Collection entries

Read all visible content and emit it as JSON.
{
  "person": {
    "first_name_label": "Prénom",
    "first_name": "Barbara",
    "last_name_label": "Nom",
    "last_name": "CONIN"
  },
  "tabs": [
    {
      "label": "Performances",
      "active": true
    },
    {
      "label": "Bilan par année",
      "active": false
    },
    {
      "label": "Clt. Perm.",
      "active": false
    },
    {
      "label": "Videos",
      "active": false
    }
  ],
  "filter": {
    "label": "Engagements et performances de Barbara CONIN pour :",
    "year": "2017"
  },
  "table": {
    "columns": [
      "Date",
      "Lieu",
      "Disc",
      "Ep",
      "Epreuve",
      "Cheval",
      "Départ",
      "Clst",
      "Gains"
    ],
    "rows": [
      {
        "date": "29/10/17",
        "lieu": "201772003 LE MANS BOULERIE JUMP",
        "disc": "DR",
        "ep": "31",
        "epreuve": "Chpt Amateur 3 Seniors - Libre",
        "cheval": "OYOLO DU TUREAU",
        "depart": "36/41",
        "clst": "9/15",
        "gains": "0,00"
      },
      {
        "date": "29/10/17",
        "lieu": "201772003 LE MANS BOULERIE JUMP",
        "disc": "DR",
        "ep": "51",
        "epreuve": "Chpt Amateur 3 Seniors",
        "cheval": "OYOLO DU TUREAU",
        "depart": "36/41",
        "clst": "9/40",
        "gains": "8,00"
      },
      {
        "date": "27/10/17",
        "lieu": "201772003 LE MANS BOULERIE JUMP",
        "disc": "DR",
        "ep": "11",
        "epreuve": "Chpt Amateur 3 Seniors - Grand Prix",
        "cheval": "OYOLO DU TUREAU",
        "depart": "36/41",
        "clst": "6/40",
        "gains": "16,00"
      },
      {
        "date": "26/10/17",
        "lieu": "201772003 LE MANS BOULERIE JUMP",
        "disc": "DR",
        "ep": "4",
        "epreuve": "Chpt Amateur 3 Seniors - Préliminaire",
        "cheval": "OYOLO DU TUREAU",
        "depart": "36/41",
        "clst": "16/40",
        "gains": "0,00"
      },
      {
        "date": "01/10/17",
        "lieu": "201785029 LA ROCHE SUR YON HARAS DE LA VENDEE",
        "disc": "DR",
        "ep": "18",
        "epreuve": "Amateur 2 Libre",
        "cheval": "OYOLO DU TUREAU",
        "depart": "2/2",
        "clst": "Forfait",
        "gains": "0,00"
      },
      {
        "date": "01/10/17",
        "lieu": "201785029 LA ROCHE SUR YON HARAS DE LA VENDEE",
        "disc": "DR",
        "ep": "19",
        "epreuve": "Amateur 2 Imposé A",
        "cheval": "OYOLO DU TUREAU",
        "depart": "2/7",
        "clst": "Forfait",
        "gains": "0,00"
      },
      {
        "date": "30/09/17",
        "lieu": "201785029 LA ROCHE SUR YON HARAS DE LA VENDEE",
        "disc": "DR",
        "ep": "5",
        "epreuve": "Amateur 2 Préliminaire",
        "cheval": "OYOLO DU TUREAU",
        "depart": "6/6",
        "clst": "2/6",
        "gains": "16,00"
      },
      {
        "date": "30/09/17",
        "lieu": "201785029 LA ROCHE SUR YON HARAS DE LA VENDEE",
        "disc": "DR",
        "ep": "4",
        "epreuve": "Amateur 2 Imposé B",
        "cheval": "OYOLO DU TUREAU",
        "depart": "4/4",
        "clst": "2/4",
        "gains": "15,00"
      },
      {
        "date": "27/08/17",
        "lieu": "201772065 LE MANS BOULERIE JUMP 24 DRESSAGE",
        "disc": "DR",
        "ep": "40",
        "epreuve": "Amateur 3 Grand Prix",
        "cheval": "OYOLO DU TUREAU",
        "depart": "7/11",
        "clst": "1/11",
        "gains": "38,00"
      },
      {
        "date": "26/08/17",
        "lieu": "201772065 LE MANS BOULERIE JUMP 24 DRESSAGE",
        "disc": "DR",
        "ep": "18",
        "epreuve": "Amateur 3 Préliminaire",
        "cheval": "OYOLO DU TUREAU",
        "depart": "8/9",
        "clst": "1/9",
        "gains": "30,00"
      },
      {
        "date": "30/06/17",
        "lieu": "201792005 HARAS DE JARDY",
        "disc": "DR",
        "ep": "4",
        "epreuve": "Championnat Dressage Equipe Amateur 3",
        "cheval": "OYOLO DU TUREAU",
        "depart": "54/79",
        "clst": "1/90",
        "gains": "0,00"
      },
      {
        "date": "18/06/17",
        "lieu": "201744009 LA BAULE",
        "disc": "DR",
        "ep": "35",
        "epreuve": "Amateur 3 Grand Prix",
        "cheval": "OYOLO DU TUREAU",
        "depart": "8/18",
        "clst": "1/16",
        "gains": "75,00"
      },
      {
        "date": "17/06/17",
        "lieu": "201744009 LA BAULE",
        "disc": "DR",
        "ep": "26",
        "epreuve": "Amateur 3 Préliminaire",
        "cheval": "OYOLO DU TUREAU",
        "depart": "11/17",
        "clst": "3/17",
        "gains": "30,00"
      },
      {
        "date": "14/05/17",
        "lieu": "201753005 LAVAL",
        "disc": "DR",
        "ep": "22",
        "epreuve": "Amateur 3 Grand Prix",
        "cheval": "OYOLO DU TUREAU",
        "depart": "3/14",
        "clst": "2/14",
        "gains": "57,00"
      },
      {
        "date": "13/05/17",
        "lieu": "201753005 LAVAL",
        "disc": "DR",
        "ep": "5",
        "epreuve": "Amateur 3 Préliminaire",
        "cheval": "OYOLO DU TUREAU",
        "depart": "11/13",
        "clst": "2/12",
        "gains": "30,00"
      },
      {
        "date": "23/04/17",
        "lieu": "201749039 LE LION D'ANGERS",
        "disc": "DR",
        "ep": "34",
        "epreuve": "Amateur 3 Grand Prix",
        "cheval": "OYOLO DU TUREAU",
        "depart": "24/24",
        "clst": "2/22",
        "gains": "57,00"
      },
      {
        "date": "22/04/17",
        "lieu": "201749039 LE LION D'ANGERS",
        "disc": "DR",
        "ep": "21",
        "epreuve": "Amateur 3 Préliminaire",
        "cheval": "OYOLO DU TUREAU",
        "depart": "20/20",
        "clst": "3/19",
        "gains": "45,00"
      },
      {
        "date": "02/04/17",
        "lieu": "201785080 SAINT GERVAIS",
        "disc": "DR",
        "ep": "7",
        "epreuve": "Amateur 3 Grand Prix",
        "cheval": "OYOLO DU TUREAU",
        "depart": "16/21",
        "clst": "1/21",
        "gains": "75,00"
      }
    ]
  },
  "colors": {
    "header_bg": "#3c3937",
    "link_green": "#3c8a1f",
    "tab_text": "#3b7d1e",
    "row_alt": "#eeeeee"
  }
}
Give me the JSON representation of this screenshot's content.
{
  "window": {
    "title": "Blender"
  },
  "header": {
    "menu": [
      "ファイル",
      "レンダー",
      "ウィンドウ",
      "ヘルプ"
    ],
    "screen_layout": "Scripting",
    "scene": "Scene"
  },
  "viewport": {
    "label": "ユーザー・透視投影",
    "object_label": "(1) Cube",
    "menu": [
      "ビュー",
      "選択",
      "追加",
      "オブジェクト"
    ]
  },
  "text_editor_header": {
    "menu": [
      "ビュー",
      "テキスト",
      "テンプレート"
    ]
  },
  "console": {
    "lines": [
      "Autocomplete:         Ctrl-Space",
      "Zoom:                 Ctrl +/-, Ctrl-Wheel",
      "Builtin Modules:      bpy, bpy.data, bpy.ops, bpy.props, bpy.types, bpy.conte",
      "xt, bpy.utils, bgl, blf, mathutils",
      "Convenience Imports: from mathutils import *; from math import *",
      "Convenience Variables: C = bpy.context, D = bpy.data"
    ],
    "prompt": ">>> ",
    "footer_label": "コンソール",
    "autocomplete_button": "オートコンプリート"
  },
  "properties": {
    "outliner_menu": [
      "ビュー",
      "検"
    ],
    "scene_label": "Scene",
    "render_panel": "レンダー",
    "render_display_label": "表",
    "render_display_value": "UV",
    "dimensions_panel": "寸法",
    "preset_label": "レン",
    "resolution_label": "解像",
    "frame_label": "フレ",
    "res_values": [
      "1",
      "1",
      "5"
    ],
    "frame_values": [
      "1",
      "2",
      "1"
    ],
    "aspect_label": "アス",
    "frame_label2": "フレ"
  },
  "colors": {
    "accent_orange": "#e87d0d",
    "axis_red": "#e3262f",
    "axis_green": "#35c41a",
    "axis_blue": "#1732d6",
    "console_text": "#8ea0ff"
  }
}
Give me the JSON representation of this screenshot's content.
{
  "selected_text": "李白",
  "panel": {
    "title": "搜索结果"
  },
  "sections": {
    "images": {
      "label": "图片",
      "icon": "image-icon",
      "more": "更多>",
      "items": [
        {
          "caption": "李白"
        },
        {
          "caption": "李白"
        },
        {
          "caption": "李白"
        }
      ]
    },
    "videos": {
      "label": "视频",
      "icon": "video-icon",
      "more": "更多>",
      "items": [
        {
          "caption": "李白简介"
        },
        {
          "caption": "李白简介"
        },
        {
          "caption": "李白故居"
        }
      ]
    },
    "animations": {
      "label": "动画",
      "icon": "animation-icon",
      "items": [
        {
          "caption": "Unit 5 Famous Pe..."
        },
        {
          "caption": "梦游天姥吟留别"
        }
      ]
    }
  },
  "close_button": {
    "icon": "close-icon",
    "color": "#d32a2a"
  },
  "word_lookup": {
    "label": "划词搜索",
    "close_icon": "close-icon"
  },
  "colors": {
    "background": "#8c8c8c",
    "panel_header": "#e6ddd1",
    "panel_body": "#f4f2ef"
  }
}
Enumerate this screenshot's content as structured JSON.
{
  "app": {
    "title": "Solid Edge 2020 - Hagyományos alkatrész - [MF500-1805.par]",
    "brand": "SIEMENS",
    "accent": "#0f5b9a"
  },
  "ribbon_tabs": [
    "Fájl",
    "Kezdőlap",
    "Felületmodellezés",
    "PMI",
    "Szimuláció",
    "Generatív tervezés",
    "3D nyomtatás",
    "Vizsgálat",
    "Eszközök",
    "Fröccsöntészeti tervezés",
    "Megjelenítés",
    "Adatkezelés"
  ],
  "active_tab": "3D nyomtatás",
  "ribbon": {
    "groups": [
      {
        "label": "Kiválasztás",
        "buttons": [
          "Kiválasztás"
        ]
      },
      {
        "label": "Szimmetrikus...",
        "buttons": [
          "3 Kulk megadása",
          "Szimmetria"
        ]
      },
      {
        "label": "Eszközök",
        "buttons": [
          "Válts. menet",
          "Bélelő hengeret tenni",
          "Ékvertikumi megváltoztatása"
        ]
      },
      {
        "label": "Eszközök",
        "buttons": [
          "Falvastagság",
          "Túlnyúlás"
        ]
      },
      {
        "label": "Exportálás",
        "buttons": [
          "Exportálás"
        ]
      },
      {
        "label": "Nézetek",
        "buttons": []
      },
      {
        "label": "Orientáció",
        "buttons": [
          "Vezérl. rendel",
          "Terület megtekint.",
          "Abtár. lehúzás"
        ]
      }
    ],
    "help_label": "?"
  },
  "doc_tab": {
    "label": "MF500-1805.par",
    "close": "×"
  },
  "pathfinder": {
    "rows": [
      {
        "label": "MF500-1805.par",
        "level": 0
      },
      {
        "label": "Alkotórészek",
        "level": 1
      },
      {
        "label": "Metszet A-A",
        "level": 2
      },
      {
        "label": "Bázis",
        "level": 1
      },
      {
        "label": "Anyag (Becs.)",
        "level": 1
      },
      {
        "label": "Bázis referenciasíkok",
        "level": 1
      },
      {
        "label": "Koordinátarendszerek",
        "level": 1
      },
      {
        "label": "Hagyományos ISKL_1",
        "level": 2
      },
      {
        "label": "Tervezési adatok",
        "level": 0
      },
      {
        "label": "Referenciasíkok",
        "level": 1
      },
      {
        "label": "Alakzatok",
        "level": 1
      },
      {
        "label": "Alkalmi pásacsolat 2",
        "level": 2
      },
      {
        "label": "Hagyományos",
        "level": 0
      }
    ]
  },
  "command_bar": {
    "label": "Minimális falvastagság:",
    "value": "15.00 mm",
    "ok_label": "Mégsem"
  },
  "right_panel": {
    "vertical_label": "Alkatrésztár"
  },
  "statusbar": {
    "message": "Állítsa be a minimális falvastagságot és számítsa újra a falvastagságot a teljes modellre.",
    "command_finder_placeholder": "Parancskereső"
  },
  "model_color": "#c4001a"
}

• TASK: Your answer should be a single number: the count of lines that contain "title".

• ANSWER FOR THE TASK: 3